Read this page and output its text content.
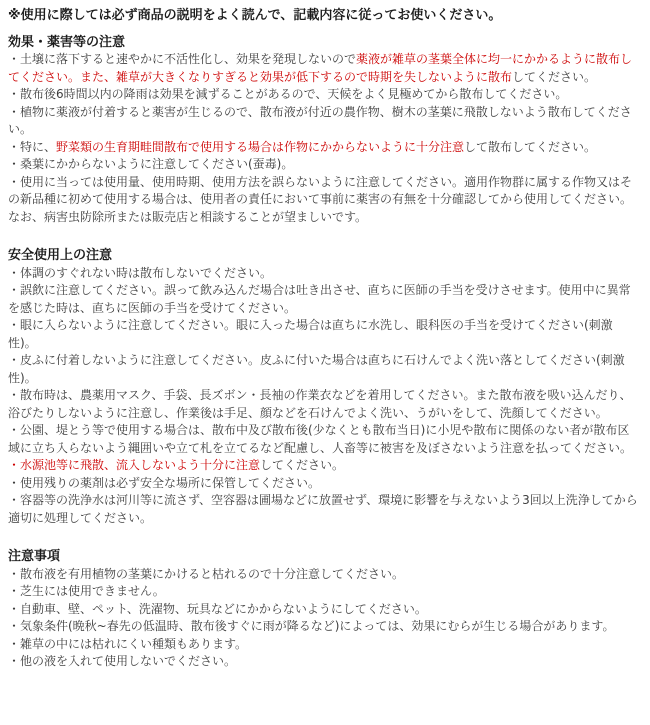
※使用に際しては必ず商品の説明をよく読んで、記載内容に従ってお使いください。

効果・薬害等の注意

・土壌に落下すると速やかに不活性化し、効果を発現しないので薬液が雑草の茎葉全体に均一にかかるように散布してください。また、雑草が大きくなりすぎると効果が低下するので時期を失しないように散布してください。

・散布後6時間以内の降雨は効果を減ずることがあるので、天候をよく見極めてから散布してください。

・植物に薬液が付着すると薬害が生じるので、散布液が付近の農作物、樹木の茎葉に飛散しないよう散布してください。

・特に、野菜類の生育期畦間散布で使用する場合は作物にかからないように十分注意して散布してください。

・桑葉にかからないように注意してください(蚕毒)。

・使用に当っては使用量、使用時期、使用方法を誤らないように注意してください。適用作物群に属する作物又はその新品種に初めて使用する場合は、使用者の責任において事前に薬害の有無を十分確認してから使用してください。なお、病害虫防除所または販売店と相談することが望ましいです。

安全使用上の注意

・体調のすぐれない時は散布しないでください。

・誤飲に注意してください。誤って飲み込んだ場合は吐き出させ、直ちに医師の手当を受けさせます。使用中に異常を感じた時は、直ちに医師の手当を受けてください。

・眼に入らないように注意してください。眼に入った場合は直ちに水洗し、眼科医の手当を受けてください(刺激性)。

・皮ふに付着しないように注意してください。皮ふに付いた場合は直ちに石けんでよく洗い落としてください(刺激性)。

・散布時は、農薬用マスク、手袋、長ズボン・長袖の作業衣などを着用してください。また散布液を吸い込んだり、浴びたりしないように注意し、作業後は手足、顔などを石けんでよく洗い、うがいをして、洗顔してください。

・公園、堤とう等で使用する場合は、散布中及び散布後(少なくとも散布当日)に小児や散布に関係のない者が散布区域に立ち入らないよう縄囲いや立て札を立てるなど配慮し、人畜等に被害を及ぼさないよう注意を払ってください。

・水源池等に飛散、流入しないよう十分に注意してください。

・使用残りの薬剤は必ず安全な場所に保管してください。

・容器等の洗浄水は河川等に流さず、空容器は圃場などに放置せず、環境に影響を与えないよう3回以上洗浄してから適切に処理してください。

注意事項

・散布液を有用植物の茎葉にかけると枯れるので十分注意してください。

・芝生には使用できません。

・自動車、壁、ペット、洗濯物、玩具などにかからないようにしてください。

・気象条件(晩秋~春先の低温時、散布後すぐに雨が降るなど)によっては、効果にむらが生じる場合があります。

・雑草の中には枯れにくい種類もあります。

・他の液を入れて使用しないでください。
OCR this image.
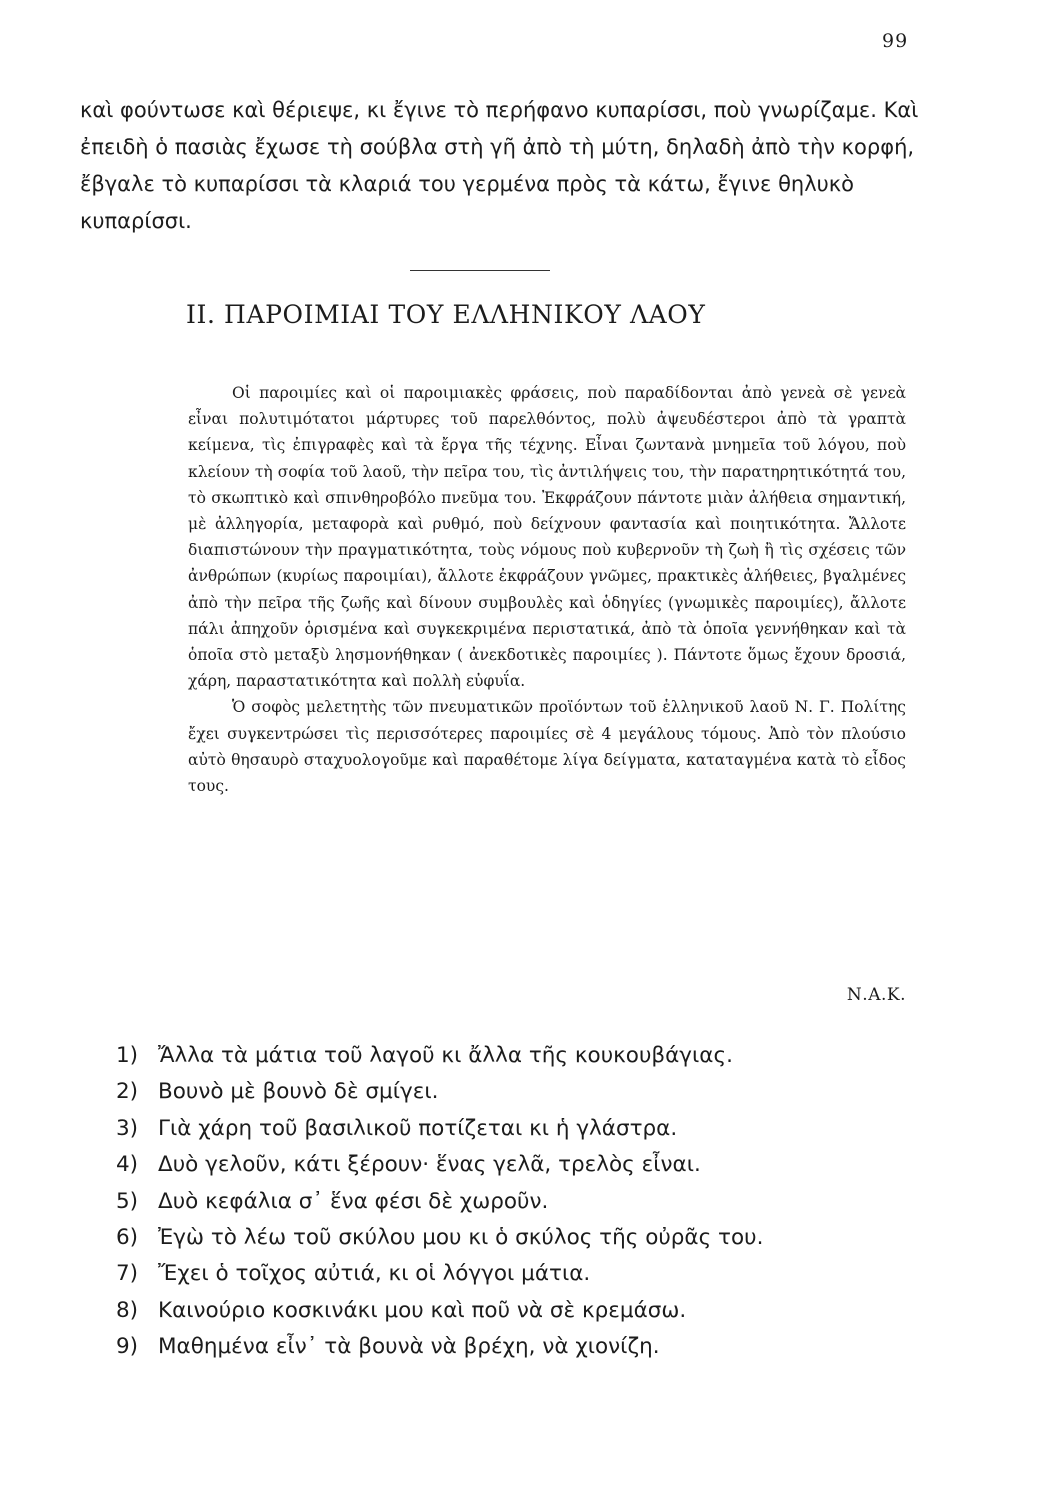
99

καὶ φούντωσε καὶ θέριεψε, κι ἔγινε τὸ περήφανο κυπαρίσσι, ποὺ γνωρίζαμε. Καὶ ἐπειδὴ ὁ πασιὰς ἔχωσε τὴ σούβλα στὴ γῆ ἀπὸ τὴ μύτη, δηλαδὴ ἀπὸ τὴν κορφή, ἔβγαλε τὸ κυπαρίσσι τὰ κλαριά του γερμένα πρὸς τὰ κάτω, ἔγινε θηλυκὸ κυπαρίσσι.

ΙΙ. ΠΑΡΟΙΜΙΑΙ ΤΟΥ ΕΛΛΗΝΙΚΟΥ ΛΑΟΥ

Οἱ παροιμίες καὶ οἱ παροιμιακὲς φράσεις, ποὺ παραδίδονται ἀπὸ γενεὰ σὲ γενεὰ εἶναι πολυτιμότατοι μάρτυρες τοῦ παρελθόντος, πολὺ ἀψευδέστεροι ἀπὸ τὰ γραπτὰ κείμενα, τὶς ἐπιγραφὲς καὶ τὰ ἔργα τῆς τέχνης. Εἶναι ζωντανὰ μνημεῖα τοῦ λόγου, ποὺ κλείουν τὴ σοφία τοῦ λαοῦ, τὴν πεῖρα του, τὶς ἀντιλήψεις του, τὴν παρατηρητικότητά του, τὸ σκωπτικὸ καὶ σπινθηροβόλο πνεῦμα του. Ἐκφράζουν πάντοτε μιὰν ἀλήθεια σημαντική, μὲ ἀλληγορία, μεταφορὰ καὶ ρυθμό, ποὺ δείχνουν φαντασία καὶ ποιητικότητα. Ἄλλοτε διαπιστώνουν τὴν πραγματικότητα, τοὺς νόμους ποὺ κυβερνοῦν τὴ ζωὴ ἢ τὶς σχέσεις τῶν ἀνθρώπων (κυρίως παροιμίαι), ἄλλοτε ἐκφράζουν γνῶμες, πρακτικὲς ἀλήθειες, βγαλμένες ἀπὸ τὴν πεῖρα τῆς ζωῆς καὶ δίνουν συμβουλὲς καὶ ὁδηγίες (γνωμικὲς παροιμίες), ἄλλοτε πάλι ἀπηχοῦν ὁρισμένα καὶ συγκεκριμένα περιστατικά, ἀπὸ τὰ ὁποῖα γεννήθηκαν καὶ τὰ ὁποῖα στὸ μεταξὺ λησμονήθηκαν ( ἀνεκδοτικὲς παροιμίες ). Πάντοτε ὅμως ἔχουν δροσιά, χάρη, παραστατικότητα καὶ πολλὴ εὐφυΐα.

Ὁ σοφὸς μελετητὴς τῶν πνευματικῶν προϊόντων τοῦ ἑλληνικοῦ λαοῦ Ν. Γ. Πολίτης ἔχει συγκεντρώσει τὶς περισσότερες παροιμίες σὲ 4 μεγάλους τόμους. Ἀπὸ τὸν πλούσιο αὐτὸ θησαυρὸ σταχυολογοῦμε καὶ παραθέτομε λίγα δείγματα, καταταγμένα κατὰ τὸ εἶδος τους.

Ν.Α.Κ.
1) Ἄλλα τὰ μάτια τοῦ λαγοῦ κι ἄλλα τῆς κουκουβάγιας.
2) Βουνὸ μὲ βουνὸ δὲ σμίγει.
3) Γιὰ χάρη τοῦ βασιλικοῦ ποτίζεται κι ἡ γλάστρα.
4) Δυὸ γελοῦν, κάτι ξέρουν· ἕνας γελᾶ, τρελὸς εἶναι.
5) Δυὸ κεφάλια σ᾽ ἕνα φέσι δὲ χωροῦν.
6) Ἐγὼ τὸ λέω τοῦ σκύλου μου κι ὁ σκύλος τῆς οὐρᾶς του.
7) Ἔχει ὁ τοῖχος αὐτιά, κι οἱ λόγγοι μάτια.
8) Καινούριο κοσκινάκι μου καὶ ποῦ νὰ σὲ κρεμάσω.
9) Μαθημένα εἶν᾽ τὰ βουνὰ νὰ βρέχη, νὰ χιονίζη.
######
__DIRECTION__: Every entry above needs to be retyped exactly; drop the pictures.

__THE RESULT__:
Read this page and output its text content.
※使用に際しては必ず商品の説明をよく読んで、記載内容に従ってお使いください。

効果・薬害等の注意

・土壌に落下すると速やかに不活性化し、効果を発現しないので薬液が雑草の茎葉全体に均一にかかるように散布してください。また、雑草が大きくなりすぎると効果が低下するので時期を失しないように散布してください。

・散布後6時間以内の降雨は効果を減ずることがあるので、天候をよく見極めてから散布してください。

・植物に薬液が付着すると薬害が生じるので、散布液が付近の農作物、樹木の茎葉に飛散しないよう散布してください。

・特に、野菜類の生育期畦間散布で使用する場合は作物にかからないように十分注意して散布してください。

・桑葉にかからないように注意してください(蚕毒)。

・使用に当っては使用量、使用時期、使用方法を誤らないように注意してください。適用作物群に属する作物又はその新品種に初めて使用する場合は、使用者の責任において事前に薬害の有無を十分確認してから使用してください。なお、病害虫防除所または販売店と相談することが望ましいです。

安全使用上の注意

・体調のすぐれない時は散布しないでください。

・誤飲に注意してください。誤って飲み込んだ場合は吐き出させ、直ちに医師の手当を受けさせます。使用中に異常を感じた時は、直ちに医師の手当を受けてください。

・眼に入らないように注意してください。眼に入った場合は直ちに水洗し、眼科医の手当を受けてください(刺激性)。

・皮ふに付着しないように注意してください。皮ふに付いた場合は直ちに石けんでよく洗い落としてください(刺激性)。

・散布時は、農薬用マスク、手袋、長ズボン・長袖の作業衣などを着用してください。また散布液を吸い込んだり、浴びたりしないように注意し、作業後は手足、顔などを石けんでよく洗い、うがいをして、洗顔してください。

・公園、堤とう等で使用する場合は、散布中及び散布後(少なくとも散布当日)に小児や散布に関係のない者が散布区域に立ち入らないよう縄囲いや立て札を立てるなど配慮し、人畜等に被害を及ぼさないよう注意を払ってください。

・水源池等に飛散、流入しないよう十分に注意してください。

・使用残りの薬剤は必ず安全な場所に保管してください。

・容器等の洗浄水は河川等に流さず、空容器は圃場などに放置せず、環境に影響を与えないよう3回以上洗浄してから適切に処理してください。

注意事項

・散布液を有用植物の茎葉にかけると枯れるので十分注意してください。

・芝生には使用できません。

・自動車、壁、ペット、洗濯物、玩具などにかからないようにしてください。

・気象条件(晩秋~春先の低温時、散布後すぐに雨が降るなど)によっては、効果にむらが生じる場合があります。

・雑草の中には枯れにくい種類もあります。

・他の液を入れて使用しないでください。
OCR this image.
99

καὶ φούντωσε καὶ θέριεψε, κι ἔγινε τὸ περήφανο κυπαρίσσι, ποὺ γνωρίζαμε. Καὶ ἐπειδὴ ὁ πασιὰς ἔχωσε τὴ σούβλα στὴ γῆ ἀπὸ τὴ μύτη, δηλαδὴ ἀπὸ τὴν κορφή, ἔβγαλε τὸ κυπαρίσσι τὰ κλαριά του γερμένα πρὸς τὰ κάτω, ἔγινε θηλυκὸ κυπαρίσσι.

ΙΙ. ΠΑΡΟΙΜΙΑΙ ΤΟΥ ΕΛΛΗΝΙΚΟΥ ΛΑΟΥ

Οἱ παροιμίες καὶ οἱ παροιμιακὲς φράσεις, ποὺ παραδίδονται ἀπὸ γενεὰ σὲ γενεὰ εἶναι πολυτιμότατοι μάρτυρες τοῦ παρελθόντος, πολὺ ἀψευδέστεροι ἀπὸ τὰ γραπτὰ κείμενα, τὶς ἐπιγραφὲς καὶ τὰ ἔργα τῆς τέχνης. Εἶναι ζωντανὰ μνημεῖα τοῦ λόγου, ποὺ κλείουν τὴ σοφία τοῦ λαοῦ, τὴν πεῖρα του, τὶς ἀντιλήψεις του, τὴν παρατηρητικότητά του, τὸ σκωπτικὸ καὶ σπινθηροβόλο πνεῦμα του. Ἐκφράζουν πάντοτε μιὰν ἀλήθεια σημαντική, μὲ ἀλληγορία, μεταφορὰ καὶ ρυθμό, ποὺ δείχνουν φαντασία καὶ ποιητικότητα. Ἄλλοτε διαπιστώνουν τὴν πραγματικότητα, τοὺς νόμους ποὺ κυβερνοῦν τὴ ζωὴ ἢ τὶς σχέσεις τῶν ἀνθρώπων (κυρίως παροιμίαι), ἄλλοτε ἐκφράζουν γνῶμες, πρακτικὲς ἀλήθειες, βγαλμένες ἀπὸ τὴν πεῖρα τῆς ζωῆς καὶ δίνουν συμβουλὲς καὶ ὁδηγίες (γνωμικὲς παροιμίες), ἄλλοτε πάλι ἀπηχοῦν ὁρισμένα καὶ συγκεκριμένα περιστατικά, ἀπὸ τὰ ὁποῖα γεννήθηκαν καὶ τὰ ὁποῖα στὸ μεταξὺ λησμονήθηκαν ( ἀνεκδοτικὲς παροιμίες ). Πάντοτε ὅμως ἔχουν δροσιά, χάρη, παραστατικότητα καὶ πολλὴ εὐφυΐα.

Ὁ σοφὸς μελετητὴς τῶν πνευματικῶν προϊόντων τοῦ ἑλληνικοῦ λαοῦ Ν. Γ. Πολίτης ἔχει συγκεντρώσει τὶς περισσότερες παροιμίες σὲ 4 μεγάλους τόμους. Ἀπὸ τὸν πλούσιο αὐτὸ θησαυρὸ σταχυολογοῦμε καὶ παραθέτομε λίγα δείγματα, καταταγμένα κατὰ τὸ εἶδος τους.

Ν.Α.Κ.
1) Ἄλλα τὰ μάτια τοῦ λαγοῦ κι ἄλλα τῆς κουκουβάγιας.
2) Βουνὸ μὲ βουνὸ δὲ σμίγει.
3) Γιὰ χάρη τοῦ βασιλικοῦ ποτίζεται κι ἡ γλάστρα.
4) Δυὸ γελοῦν, κάτι ξέρουν· ἕνας γελᾶ, τρελὸς εἶναι.
5) Δυὸ κεφάλια σ᾽ ἕνα φέσι δὲ χωροῦν.
6) Ἐγὼ τὸ λέω τοῦ σκύλου μου κι ὁ σκύλος τῆς οὐρᾶς του.
7) Ἔχει ὁ τοῖχος αὐτιά, κι οἱ λόγγοι μάτια.
8) Καινούριο κοσκινάκι μου καὶ ποῦ νὰ σὲ κρεμάσω.
9) Μαθημένα εἶν᾽ τὰ βουνὰ νὰ βρέχη, νὰ χιονίζη.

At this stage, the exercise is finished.